==== Supplied records ====

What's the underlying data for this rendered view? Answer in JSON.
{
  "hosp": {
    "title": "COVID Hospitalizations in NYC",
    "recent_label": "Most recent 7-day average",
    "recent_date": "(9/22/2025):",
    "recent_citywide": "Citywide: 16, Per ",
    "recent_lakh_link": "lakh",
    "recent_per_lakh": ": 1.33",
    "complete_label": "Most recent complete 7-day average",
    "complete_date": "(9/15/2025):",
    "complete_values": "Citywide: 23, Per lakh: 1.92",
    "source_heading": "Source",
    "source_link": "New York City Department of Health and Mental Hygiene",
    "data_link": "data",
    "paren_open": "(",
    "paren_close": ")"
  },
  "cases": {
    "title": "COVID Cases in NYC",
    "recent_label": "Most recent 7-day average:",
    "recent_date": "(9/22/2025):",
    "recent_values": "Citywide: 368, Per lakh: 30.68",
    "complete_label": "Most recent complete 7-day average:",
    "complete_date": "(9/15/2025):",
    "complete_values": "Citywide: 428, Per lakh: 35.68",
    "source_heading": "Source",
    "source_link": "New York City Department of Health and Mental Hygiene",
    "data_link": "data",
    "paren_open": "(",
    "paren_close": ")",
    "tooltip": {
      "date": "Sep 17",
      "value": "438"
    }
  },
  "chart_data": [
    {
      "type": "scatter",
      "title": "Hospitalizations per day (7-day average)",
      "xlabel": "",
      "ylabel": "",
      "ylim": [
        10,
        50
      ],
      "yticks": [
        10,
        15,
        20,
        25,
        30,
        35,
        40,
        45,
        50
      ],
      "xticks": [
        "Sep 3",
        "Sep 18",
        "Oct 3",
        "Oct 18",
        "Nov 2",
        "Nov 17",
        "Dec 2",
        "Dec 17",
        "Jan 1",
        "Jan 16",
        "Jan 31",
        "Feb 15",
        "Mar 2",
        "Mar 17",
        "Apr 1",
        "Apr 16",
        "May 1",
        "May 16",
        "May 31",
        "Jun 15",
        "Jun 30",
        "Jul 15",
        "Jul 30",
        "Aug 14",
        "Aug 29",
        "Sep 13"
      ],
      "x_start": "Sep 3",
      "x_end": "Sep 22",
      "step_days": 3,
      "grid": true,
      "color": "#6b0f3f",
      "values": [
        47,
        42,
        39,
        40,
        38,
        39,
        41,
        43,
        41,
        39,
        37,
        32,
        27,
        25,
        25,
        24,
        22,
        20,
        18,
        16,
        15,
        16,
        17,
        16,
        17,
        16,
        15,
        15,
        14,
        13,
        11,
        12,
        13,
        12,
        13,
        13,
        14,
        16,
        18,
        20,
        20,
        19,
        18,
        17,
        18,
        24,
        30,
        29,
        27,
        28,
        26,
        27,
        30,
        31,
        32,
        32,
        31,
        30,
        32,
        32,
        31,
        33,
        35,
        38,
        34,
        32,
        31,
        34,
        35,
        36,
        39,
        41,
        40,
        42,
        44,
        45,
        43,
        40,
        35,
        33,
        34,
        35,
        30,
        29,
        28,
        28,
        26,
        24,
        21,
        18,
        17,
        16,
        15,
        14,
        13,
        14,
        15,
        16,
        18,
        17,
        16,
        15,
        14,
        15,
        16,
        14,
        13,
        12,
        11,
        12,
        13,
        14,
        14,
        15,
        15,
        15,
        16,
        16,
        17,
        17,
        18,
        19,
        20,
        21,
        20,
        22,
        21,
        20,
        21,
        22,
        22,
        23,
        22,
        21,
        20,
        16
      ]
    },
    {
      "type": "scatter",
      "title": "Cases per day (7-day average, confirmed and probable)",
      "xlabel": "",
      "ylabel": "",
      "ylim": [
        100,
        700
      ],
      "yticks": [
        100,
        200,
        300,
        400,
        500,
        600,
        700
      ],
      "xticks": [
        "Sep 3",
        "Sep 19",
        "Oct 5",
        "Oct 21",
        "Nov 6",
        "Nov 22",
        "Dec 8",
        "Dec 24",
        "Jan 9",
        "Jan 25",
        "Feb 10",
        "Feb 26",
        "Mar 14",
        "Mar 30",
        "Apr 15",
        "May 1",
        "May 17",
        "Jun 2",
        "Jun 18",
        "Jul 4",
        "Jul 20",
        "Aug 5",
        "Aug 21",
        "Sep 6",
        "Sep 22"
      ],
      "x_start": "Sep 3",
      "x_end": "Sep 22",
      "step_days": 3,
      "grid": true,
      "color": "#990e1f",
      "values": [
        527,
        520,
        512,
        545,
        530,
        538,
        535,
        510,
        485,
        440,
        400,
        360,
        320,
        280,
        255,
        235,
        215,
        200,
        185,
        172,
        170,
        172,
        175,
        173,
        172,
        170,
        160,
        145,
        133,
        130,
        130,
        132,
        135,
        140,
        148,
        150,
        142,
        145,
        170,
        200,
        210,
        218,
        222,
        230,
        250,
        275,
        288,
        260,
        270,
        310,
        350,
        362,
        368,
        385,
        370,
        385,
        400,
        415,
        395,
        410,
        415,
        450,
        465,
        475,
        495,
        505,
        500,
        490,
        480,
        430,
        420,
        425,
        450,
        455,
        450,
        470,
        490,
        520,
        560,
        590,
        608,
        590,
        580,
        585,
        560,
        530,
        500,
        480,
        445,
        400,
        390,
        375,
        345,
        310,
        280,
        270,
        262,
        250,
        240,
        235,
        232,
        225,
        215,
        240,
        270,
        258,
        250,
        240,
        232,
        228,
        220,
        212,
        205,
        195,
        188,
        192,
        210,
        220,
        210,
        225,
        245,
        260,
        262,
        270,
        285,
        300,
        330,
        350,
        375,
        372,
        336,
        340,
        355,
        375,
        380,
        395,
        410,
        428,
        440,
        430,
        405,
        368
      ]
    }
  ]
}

====

Written instruction: Copy each entry exactly, with nothing added or dropped.

Solution below:
What's the underlying data for this rendered view? Answer in JSON.
{
  "hosp": {
    "title": "COVID Hospitalizations in NYC",
    "recent_label": "Most recent 7-day average",
    "recent_date": "(9/22/2025):",
    "recent_citywide": "Citywide: 16, Per ",
    "recent_lakh_link": "lakh",
    "recent_per_lakh": ": 1.33",
    "complete_label": "Most recent complete 7-day average",
    "complete_date": "(9/15/2025):",
    "complete_values": "Citywide: 23, Per lakh: 1.92",
    "source_heading": "Source",
    "source_link": "New York City Department of Health and Mental Hygiene",
    "data_link": "data",
    "paren_open": "(",
    "paren_close": ")"
  },
  "cases": {
    "title": "COVID Cases in NYC",
    "recent_label": "Most recent 7-day average:",
    "recent_date": "(9/22/2025):",
    "recent_values": "Citywide: 368, Per lakh: 30.68",
    "complete_label": "Most recent complete 7-day average:",
    "complete_date": "(9/15/2025):",
    "complete_values": "Citywide: 428, Per lakh: 35.68",
    "source_heading": "Source",
    "source_link": "New York City Department of Health and Mental Hygiene",
    "data_link": "data",
    "paren_open": "(",
    "paren_close": ")",
    "tooltip": {
      "date": "Sep 17",
      "value": "438"
    }
  },
  "chart_data": [
    {
      "type": "scatter",
      "title": "Hospitalizations per day (7-day average)",
      "xlabel": "",
      "ylabel": "",
      "ylim": [
        10,
        50
      ],
      "yticks": [
        10,
        15,
        20,
        25,
        30,
        35,
        40,
        45,
        50
      ],
      "xticks": [
        "Sep 3",
        "Sep 18",
        "Oct 3",
        "Oct 18",
        "Nov 2",
        "Nov 17",
        "Dec 2",
        "Dec 17",
        "Jan 1",
        "Jan 16",
        "Jan 31",
        "Feb 15",
        "Mar 2",
        "Mar 17",
        "Apr 1",
        "Apr 16",
        "May 1",
        "May 16",
        "May 31",
        "Jun 15",
        "Jun 30",
        "Jul 15",
        "Jul 30",
        "Aug 14",
        "Aug 29",
        "Sep 13"
      ],
      "x_start": "Sep 3",
      "x_end": "Sep 22",
      "step_days": 3,
      "grid": true,
      "color": "#6b0f3f",
      "values": [
        47,
        42,
        39,
        40,
        38,
        39,
        41,
        43,
        41,
        39,
        37,
        32,
        27,
        25,
        25,
        24,
        22,
        20,
        18,
        16,
        15,
        16,
        17,
        16,
        17,
        16,
        15,
        15,
        14,
        13,
        11,
        12,
        13,
        12,
        13,
        13,
        14,
        16,
        18,
        20,
        20,
        19,
        18,
        17,
        18,
        24,
        30,
        29,
        27,
        28,
        26,
        27,
        30,
        31,
        32,
        32,
        31,
        30,
        32,
        32,
        31,
        33,
        35,
        38,
        34,
        32,
        31,
        34,
        35,
        36,
        39,
        41,
        40,
        42,
        44,
        45,
        43,
        40,
        35,
        33,
        34,
        35,
        30,
        29,
        28,
        28,
        26,
        24,
        21,
        18,
        17,
        16,
        15,
        14,
        13,
        14,
        15,
        16,
        18,
        17,
        16,
        15,
        14,
        15,
        16,
        14,
        13,
        12,
        11,
        12,
        13,
        14,
        14,
        15,
        15,
        15,
        16,
        16,
        17,
        17,
        18,
        19,
        20,
        21,
        20,
        22,
        21,
        20,
        21,
        22,
        22,
        23,
        22,
        21,
        20,
        16
      ]
    },
    {
      "type": "scatter",
      "title": "Cases per day (7-day average, confirmed and probable)",
      "xlabel": "",
      "ylabel": "",
      "ylim": [
        100,
        700
      ],
      "yticks": [
        100,
        200,
        300,
        400,
        500,
        600,
        700
      ],
      "xticks": [
        "Sep 3",
        "Sep 19",
        "Oct 5",
        "Oct 21",
        "Nov 6",
        "Nov 22",
        "Dec 8",
        "Dec 24",
        "Jan 9",
        "Jan 25",
        "Feb 10",
        "Feb 26",
        "Mar 14",
        "Mar 30",
        "Apr 15",
        "May 1",
        "May 17",
        "Jun 2",
        "Jun 18",
        "Jul 4",
        "Jul 20",
        "Aug 5",
        "Aug 21",
        "Sep 6",
        "Sep 22"
      ],
      "x_start": "Sep 3",
      "x_end": "Sep 22",
      "step_days": 3,
      "grid": true,
      "color": "#990e1f",
      "values": [
        527,
        520,
        512,
        545,
        530,
        538,
        535,
        510,
        485,
        440,
        400,
        360,
        320,
        280,
        255,
        235,
        215,
        200,
        185,
        172,
        170,
        172,
        175,
        173,
        172,
        170,
        160,
        145,
        133,
        130,
        130,
        132,
        135,
        140,
        148,
        150,
        142,
        145,
        170,
        200,
        210,
        218,
        222,
        230,
        250,
        275,
        288,
        260,
        270,
        310,
        350,
        362,
        368,
        385,
        370,
        385,
        400,
        415,
        395,
        410,
        415,
        450,
        465,
        475,
        495,
        505,
        500,
        490,
        480,
        430,
        420,
        425,
        450,
        455,
        450,
        470,
        490,
        520,
        560,
        590,
        608,
        590,
        580,
        585,
        560,
        530,
        500,
        480,
        445,
        400,
        390,
        375,
        345,
        310,
        280,
        270,
        262,
        250,
        240,
        235,
        232,
        225,
        215,
        240,
        270,
        258,
        250,
        240,
        232,
        228,
        220,
        212,
        205,
        195,
        188,
        192,
        210,
        220,
        210,
        225,
        245,
        260,
        262,
        270,
        285,
        300,
        330,
        350,
        375,
        372,
        336,
        340,
        355,
        375,
        380,
        395,
        410,
        428,
        440,
        430,
        405,
        368
      ]
    }
  ]
}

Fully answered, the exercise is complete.